→ INPUT MATERIAL
————————
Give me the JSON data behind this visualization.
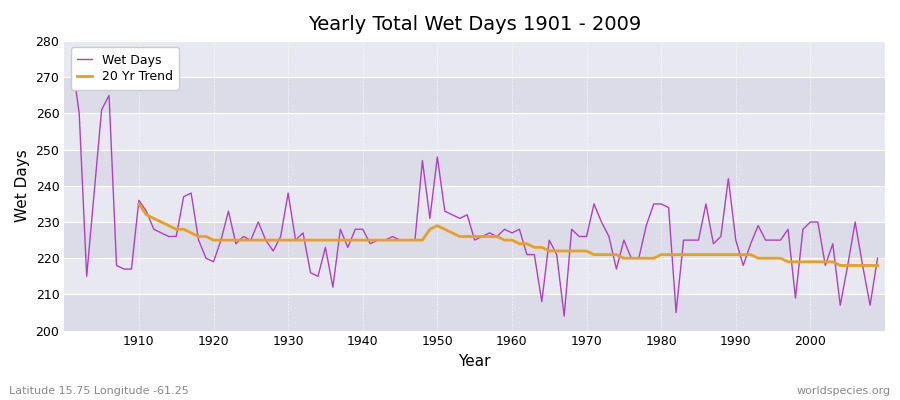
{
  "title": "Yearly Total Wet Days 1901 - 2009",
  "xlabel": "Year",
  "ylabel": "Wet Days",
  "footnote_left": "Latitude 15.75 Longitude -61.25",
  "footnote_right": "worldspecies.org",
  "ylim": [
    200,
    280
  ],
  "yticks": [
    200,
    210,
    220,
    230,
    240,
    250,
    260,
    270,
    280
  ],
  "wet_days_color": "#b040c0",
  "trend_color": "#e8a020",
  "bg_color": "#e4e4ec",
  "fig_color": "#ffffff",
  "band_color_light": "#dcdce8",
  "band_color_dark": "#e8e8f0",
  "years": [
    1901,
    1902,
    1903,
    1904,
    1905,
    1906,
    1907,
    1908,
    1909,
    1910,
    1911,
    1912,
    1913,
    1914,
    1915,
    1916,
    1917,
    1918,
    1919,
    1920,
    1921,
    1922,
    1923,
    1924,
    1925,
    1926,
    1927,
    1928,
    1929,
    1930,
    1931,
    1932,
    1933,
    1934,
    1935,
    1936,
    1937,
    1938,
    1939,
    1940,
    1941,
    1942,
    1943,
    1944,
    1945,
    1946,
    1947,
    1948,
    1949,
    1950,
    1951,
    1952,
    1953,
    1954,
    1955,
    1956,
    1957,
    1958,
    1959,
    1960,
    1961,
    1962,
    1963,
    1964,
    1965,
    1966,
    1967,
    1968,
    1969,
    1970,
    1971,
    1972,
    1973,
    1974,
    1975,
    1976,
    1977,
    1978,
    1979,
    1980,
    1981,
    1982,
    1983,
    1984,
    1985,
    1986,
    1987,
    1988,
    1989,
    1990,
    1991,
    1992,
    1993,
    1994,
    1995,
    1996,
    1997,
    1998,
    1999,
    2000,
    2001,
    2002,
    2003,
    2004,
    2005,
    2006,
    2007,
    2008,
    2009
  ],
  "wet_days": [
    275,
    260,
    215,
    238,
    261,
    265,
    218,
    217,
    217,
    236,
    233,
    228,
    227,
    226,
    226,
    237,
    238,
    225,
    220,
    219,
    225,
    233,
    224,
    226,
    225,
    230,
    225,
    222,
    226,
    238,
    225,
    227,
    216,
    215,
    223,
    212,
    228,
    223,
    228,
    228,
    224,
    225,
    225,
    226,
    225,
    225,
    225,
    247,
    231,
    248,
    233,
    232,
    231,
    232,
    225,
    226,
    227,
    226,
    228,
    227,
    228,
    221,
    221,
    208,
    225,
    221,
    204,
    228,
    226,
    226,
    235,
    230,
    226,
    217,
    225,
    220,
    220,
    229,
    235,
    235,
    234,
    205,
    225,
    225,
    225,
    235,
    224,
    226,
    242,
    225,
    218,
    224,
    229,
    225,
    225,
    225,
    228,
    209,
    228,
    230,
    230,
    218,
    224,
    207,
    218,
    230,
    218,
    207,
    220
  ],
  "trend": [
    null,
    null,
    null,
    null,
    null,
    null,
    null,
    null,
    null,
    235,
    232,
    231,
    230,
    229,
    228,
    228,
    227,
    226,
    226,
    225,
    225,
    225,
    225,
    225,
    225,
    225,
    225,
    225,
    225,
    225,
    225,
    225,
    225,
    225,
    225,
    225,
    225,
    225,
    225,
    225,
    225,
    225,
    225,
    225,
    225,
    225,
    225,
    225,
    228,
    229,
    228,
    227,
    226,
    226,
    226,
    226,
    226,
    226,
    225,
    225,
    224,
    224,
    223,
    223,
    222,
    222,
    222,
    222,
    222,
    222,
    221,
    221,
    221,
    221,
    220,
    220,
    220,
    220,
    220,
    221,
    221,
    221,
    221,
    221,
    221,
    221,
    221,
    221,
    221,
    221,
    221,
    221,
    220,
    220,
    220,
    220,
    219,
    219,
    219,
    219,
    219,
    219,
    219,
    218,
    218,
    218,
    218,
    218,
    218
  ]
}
————————
→ PROBLEM TO WORK ON
Make an exact copy of the records above, with the pictures left out.

→ TASK ANSWER
Give me the JSON data behind this visualization.
{
  "title": "Yearly Total Wet Days 1901 - 2009",
  "xlabel": "Year",
  "ylabel": "Wet Days",
  "footnote_left": "Latitude 15.75 Longitude -61.25",
  "footnote_right": "worldspecies.org",
  "ylim": [
    200,
    280
  ],
  "yticks": [
    200,
    210,
    220,
    230,
    240,
    250,
    260,
    270,
    280
  ],
  "wet_days_color": "#b040c0",
  "trend_color": "#e8a020",
  "bg_color": "#e4e4ec",
  "fig_color": "#ffffff",
  "band_color_light": "#dcdce8",
  "band_color_dark": "#e8e8f0",
  "years": [
    1901,
    1902,
    1903,
    1904,
    1905,
    1906,
    1907,
    1908,
    1909,
    1910,
    1911,
    1912,
    1913,
    1914,
    1915,
    1916,
    1917,
    1918,
    1919,
    1920,
    1921,
    1922,
    1923,
    1924,
    1925,
    1926,
    1927,
    1928,
    1929,
    1930,
    1931,
    1932,
    1933,
    1934,
    1935,
    1936,
    1937,
    1938,
    1939,
    1940,
    1941,
    1942,
    1943,
    1944,
    1945,
    1946,
    1947,
    1948,
    1949,
    1950,
    1951,
    1952,
    1953,
    1954,
    1955,
    1956,
    1957,
    1958,
    1959,
    1960,
    1961,
    1962,
    1963,
    1964,
    1965,
    1966,
    1967,
    1968,
    1969,
    1970,
    1971,
    1972,
    1973,
    1974,
    1975,
    1976,
    1977,
    1978,
    1979,
    1980,
    1981,
    1982,
    1983,
    1984,
    1985,
    1986,
    1987,
    1988,
    1989,
    1990,
    1991,
    1992,
    1993,
    1994,
    1995,
    1996,
    1997,
    1998,
    1999,
    2000,
    2001,
    2002,
    2003,
    2004,
    2005,
    2006,
    2007,
    2008,
    2009
  ],
  "wet_days": [
    275,
    260,
    215,
    238,
    261,
    265,
    218,
    217,
    217,
    236,
    233,
    228,
    227,
    226,
    226,
    237,
    238,
    225,
    220,
    219,
    225,
    233,
    224,
    226,
    225,
    230,
    225,
    222,
    226,
    238,
    225,
    227,
    216,
    215,
    223,
    212,
    228,
    223,
    228,
    228,
    224,
    225,
    225,
    226,
    225,
    225,
    225,
    247,
    231,
    248,
    233,
    232,
    231,
    232,
    225,
    226,
    227,
    226,
    228,
    227,
    228,
    221,
    221,
    208,
    225,
    221,
    204,
    228,
    226,
    226,
    235,
    230,
    226,
    217,
    225,
    220,
    220,
    229,
    235,
    235,
    234,
    205,
    225,
    225,
    225,
    235,
    224,
    226,
    242,
    225,
    218,
    224,
    229,
    225,
    225,
    225,
    228,
    209,
    228,
    230,
    230,
    218,
    224,
    207,
    218,
    230,
    218,
    207,
    220
  ],
  "trend": [
    null,
    null,
    null,
    null,
    null,
    null,
    null,
    null,
    null,
    235,
    232,
    231,
    230,
    229,
    228,
    228,
    227,
    226,
    226,
    225,
    225,
    225,
    225,
    225,
    225,
    225,
    225,
    225,
    225,
    225,
    225,
    225,
    225,
    225,
    225,
    225,
    225,
    225,
    225,
    225,
    225,
    225,
    225,
    225,
    225,
    225,
    225,
    225,
    228,
    229,
    228,
    227,
    226,
    226,
    226,
    226,
    226,
    226,
    225,
    225,
    224,
    224,
    223,
    223,
    222,
    222,
    222,
    222,
    222,
    222,
    221,
    221,
    221,
    221,
    220,
    220,
    220,
    220,
    220,
    221,
    221,
    221,
    221,
    221,
    221,
    221,
    221,
    221,
    221,
    221,
    221,
    221,
    220,
    220,
    220,
    220,
    219,
    219,
    219,
    219,
    219,
    219,
    219,
    218,
    218,
    218,
    218,
    218,
    218
  ]
}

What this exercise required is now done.